YOUR INSTRUCTIONS — Read through the entries below and return each line with the word "Development".

EXTRACTED MATERIAL —
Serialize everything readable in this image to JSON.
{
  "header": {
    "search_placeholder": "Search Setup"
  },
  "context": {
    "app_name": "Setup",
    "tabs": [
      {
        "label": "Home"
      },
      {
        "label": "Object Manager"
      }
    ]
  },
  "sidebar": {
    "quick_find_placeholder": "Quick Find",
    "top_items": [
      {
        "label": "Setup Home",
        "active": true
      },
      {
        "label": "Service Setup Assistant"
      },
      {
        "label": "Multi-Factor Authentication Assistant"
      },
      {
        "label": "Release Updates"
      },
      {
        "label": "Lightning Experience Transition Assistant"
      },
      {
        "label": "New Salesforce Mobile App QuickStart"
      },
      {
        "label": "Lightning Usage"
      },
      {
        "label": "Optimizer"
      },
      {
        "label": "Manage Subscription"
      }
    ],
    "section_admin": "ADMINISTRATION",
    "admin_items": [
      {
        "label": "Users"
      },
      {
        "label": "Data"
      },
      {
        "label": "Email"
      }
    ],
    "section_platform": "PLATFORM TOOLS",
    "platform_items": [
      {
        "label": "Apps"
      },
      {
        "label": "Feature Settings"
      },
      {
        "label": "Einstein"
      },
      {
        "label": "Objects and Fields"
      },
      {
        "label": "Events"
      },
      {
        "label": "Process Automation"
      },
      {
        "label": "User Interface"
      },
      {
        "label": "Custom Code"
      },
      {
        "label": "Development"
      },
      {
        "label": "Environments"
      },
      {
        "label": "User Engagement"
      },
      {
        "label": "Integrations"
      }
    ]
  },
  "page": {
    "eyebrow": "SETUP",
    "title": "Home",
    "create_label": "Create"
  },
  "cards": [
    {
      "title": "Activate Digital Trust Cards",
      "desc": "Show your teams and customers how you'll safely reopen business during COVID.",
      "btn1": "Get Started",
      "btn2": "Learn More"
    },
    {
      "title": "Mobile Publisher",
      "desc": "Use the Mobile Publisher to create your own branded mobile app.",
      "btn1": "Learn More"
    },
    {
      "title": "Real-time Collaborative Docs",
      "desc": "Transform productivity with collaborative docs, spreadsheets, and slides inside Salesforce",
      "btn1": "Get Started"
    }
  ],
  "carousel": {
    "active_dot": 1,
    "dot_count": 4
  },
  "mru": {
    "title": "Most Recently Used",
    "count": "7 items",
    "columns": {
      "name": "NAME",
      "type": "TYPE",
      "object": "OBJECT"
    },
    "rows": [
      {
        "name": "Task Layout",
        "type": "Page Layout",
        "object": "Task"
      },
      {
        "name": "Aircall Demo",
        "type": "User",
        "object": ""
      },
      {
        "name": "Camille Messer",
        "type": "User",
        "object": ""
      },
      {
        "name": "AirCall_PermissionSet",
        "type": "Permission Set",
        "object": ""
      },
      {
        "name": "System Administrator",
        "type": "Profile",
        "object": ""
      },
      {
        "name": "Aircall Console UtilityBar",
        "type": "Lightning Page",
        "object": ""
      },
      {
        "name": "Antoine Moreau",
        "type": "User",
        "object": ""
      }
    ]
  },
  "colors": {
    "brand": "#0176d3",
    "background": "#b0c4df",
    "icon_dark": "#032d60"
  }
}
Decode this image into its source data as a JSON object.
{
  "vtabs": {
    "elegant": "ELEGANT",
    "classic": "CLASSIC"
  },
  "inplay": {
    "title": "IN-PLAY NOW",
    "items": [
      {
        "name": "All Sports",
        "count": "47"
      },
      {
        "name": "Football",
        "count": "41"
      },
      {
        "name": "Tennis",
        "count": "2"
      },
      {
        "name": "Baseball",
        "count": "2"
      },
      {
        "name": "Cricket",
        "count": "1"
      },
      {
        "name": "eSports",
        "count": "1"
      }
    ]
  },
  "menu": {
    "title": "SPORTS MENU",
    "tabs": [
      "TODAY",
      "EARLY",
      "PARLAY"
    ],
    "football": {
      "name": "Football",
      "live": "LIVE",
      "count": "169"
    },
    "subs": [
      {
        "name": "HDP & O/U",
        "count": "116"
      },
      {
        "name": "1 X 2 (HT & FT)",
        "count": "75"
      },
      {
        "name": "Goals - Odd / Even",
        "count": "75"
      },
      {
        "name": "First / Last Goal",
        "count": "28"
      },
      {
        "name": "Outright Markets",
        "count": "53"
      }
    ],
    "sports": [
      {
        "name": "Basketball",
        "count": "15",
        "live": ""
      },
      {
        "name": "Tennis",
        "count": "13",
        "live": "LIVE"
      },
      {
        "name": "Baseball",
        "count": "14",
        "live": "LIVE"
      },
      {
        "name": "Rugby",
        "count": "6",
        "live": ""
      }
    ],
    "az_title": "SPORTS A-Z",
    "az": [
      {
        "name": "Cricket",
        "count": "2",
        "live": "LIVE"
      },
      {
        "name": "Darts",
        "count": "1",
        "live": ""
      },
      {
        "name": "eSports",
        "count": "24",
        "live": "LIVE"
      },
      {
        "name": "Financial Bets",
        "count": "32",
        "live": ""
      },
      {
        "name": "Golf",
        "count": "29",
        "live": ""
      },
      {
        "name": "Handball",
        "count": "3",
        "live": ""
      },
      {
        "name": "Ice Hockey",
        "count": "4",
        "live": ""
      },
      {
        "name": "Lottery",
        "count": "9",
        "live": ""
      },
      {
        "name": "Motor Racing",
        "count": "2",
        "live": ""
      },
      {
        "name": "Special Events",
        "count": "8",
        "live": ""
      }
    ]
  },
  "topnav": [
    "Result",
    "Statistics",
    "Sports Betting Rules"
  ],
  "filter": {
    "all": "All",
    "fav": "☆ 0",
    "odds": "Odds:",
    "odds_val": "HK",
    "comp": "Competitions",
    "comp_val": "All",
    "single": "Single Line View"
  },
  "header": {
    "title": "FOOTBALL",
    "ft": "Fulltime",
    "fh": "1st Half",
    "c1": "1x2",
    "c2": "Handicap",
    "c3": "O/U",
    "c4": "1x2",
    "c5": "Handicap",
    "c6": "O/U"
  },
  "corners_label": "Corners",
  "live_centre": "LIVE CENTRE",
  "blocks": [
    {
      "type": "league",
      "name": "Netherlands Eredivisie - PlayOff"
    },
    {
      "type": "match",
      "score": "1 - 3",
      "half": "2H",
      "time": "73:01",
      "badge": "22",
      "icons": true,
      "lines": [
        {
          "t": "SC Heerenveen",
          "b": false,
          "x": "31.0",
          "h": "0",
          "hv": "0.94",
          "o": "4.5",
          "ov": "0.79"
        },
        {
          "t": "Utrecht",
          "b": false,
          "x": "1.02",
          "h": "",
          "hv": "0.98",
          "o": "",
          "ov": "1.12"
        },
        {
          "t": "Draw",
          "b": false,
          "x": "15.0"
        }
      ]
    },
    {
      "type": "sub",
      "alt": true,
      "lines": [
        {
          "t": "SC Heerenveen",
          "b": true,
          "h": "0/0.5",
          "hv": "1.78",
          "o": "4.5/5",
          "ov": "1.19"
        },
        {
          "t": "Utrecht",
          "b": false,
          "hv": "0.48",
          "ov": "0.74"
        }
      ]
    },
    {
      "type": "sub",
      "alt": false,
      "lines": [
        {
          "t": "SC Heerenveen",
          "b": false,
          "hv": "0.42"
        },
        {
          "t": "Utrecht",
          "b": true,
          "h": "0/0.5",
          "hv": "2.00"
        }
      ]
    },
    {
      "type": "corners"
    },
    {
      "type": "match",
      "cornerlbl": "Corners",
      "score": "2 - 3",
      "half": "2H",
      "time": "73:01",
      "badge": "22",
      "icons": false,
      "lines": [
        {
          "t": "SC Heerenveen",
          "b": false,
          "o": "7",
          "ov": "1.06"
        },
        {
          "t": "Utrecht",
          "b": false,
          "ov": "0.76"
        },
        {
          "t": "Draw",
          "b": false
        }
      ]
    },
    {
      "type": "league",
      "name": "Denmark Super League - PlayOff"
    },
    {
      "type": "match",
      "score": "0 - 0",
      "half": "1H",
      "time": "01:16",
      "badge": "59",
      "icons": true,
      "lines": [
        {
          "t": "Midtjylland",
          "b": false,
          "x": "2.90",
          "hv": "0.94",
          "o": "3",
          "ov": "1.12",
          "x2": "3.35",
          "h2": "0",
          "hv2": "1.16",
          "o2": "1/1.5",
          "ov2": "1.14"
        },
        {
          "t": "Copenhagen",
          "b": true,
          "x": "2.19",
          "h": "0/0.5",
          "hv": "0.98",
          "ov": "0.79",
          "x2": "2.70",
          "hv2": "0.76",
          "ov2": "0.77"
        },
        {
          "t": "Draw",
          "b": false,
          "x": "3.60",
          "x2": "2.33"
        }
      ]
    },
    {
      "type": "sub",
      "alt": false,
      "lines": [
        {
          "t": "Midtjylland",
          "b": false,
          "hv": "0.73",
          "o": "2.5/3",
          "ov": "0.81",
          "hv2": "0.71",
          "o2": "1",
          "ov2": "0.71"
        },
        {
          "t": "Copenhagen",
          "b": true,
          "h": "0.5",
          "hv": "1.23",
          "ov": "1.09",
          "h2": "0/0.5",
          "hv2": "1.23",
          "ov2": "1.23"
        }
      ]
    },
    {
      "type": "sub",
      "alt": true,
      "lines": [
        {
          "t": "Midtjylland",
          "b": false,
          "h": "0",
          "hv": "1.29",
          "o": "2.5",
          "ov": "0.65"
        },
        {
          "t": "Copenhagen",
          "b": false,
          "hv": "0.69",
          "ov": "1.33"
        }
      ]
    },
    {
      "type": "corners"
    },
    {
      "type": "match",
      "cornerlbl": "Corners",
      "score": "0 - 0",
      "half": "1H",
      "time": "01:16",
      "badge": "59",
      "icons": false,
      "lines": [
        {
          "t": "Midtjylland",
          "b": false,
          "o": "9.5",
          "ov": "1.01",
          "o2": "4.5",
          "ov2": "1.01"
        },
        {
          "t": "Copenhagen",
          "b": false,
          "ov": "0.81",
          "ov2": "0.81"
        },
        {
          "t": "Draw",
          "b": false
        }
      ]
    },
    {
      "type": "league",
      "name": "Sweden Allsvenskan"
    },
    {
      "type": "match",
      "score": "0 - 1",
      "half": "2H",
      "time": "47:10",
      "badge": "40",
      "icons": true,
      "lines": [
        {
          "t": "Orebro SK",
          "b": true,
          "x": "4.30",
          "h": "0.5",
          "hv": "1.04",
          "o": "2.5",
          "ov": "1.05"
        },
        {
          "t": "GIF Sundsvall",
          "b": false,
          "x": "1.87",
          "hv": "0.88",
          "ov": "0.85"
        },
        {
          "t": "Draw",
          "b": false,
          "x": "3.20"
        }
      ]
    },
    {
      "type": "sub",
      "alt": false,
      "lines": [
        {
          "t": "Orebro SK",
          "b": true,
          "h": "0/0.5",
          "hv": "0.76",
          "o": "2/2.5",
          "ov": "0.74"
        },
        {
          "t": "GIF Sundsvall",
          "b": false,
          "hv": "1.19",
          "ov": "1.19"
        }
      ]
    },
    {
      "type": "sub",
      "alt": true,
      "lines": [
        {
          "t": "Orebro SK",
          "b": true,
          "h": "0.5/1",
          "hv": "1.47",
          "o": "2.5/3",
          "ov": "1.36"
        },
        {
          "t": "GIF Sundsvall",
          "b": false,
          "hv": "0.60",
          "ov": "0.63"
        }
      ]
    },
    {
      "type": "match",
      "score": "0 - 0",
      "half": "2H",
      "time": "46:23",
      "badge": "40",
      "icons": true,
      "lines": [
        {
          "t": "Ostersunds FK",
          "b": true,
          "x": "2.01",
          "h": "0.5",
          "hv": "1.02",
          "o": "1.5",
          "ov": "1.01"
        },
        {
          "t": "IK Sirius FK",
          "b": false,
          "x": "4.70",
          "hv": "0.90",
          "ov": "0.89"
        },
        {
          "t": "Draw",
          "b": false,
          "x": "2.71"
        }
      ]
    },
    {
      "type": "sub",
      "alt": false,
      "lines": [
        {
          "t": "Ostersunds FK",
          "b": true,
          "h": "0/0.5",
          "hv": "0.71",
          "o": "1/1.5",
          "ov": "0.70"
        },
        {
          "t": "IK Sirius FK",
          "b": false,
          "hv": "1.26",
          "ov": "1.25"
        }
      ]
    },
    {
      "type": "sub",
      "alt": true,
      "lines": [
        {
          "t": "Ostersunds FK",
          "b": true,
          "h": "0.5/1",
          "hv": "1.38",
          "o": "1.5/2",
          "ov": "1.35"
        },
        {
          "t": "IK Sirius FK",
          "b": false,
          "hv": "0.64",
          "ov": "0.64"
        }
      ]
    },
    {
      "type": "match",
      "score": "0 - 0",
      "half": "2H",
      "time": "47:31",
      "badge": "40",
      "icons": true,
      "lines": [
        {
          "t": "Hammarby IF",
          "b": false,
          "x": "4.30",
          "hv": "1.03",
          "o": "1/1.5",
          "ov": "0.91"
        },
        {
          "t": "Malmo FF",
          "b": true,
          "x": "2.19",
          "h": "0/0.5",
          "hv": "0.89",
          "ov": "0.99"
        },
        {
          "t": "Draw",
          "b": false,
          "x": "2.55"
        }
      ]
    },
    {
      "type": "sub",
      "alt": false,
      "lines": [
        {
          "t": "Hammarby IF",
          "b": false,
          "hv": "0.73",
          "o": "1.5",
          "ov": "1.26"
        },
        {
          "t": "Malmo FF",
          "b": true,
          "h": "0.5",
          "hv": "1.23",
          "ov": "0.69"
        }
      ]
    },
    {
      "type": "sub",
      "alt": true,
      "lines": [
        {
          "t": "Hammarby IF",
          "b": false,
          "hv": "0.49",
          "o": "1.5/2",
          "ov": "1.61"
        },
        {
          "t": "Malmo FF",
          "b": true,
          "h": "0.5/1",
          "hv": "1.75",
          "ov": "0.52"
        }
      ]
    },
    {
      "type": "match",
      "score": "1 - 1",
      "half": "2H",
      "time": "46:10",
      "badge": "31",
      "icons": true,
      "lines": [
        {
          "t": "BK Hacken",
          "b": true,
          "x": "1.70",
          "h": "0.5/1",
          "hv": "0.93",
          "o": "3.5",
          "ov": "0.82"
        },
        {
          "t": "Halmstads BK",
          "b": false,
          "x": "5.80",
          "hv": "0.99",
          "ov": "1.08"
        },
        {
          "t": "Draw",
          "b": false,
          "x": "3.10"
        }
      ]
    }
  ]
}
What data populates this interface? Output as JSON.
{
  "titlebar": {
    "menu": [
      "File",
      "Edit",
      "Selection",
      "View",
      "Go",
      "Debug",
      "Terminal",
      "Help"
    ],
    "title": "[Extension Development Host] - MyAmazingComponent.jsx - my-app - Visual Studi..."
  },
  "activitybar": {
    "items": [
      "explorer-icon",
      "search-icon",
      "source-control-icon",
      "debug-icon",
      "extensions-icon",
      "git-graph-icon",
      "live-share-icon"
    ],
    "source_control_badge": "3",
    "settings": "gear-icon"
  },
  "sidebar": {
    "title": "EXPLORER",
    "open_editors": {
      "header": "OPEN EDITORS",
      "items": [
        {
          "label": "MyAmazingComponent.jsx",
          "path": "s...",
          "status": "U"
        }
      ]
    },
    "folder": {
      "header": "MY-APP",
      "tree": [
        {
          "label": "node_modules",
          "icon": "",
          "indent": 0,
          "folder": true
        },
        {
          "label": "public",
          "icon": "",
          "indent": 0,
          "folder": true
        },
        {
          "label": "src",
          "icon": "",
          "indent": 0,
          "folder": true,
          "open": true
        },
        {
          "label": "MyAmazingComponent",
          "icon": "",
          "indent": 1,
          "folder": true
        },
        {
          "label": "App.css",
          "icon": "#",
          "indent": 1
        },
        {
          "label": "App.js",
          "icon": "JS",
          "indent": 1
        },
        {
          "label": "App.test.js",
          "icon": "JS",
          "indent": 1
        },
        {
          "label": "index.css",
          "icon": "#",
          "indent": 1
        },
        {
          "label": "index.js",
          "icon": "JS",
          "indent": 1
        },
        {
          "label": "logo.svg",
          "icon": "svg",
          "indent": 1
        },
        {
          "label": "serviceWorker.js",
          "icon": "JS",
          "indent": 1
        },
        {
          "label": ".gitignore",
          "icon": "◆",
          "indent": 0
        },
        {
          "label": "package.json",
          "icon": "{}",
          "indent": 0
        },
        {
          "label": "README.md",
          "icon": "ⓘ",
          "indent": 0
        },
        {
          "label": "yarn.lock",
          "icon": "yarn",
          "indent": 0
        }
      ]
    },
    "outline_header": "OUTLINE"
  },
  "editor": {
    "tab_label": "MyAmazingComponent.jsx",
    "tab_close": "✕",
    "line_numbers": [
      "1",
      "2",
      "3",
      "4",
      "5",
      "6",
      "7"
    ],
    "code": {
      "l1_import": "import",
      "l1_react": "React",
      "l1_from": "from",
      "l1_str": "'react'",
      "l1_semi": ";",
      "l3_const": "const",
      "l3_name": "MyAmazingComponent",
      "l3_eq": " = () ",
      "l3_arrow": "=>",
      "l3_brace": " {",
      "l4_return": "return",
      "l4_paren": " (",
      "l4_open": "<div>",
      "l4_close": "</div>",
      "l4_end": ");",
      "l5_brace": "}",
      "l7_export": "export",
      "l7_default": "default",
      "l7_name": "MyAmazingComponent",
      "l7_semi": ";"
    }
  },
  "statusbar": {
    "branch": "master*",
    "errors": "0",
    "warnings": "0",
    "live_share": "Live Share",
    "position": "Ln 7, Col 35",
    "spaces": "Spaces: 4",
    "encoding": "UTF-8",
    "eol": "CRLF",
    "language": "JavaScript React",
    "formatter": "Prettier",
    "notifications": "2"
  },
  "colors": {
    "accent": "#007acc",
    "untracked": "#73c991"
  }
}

THE RESPONSE —
        "label": "Development"
    "title": "[Extension Development Host] - MyAmazingComponent.jsx - my-app - Visual Studi..."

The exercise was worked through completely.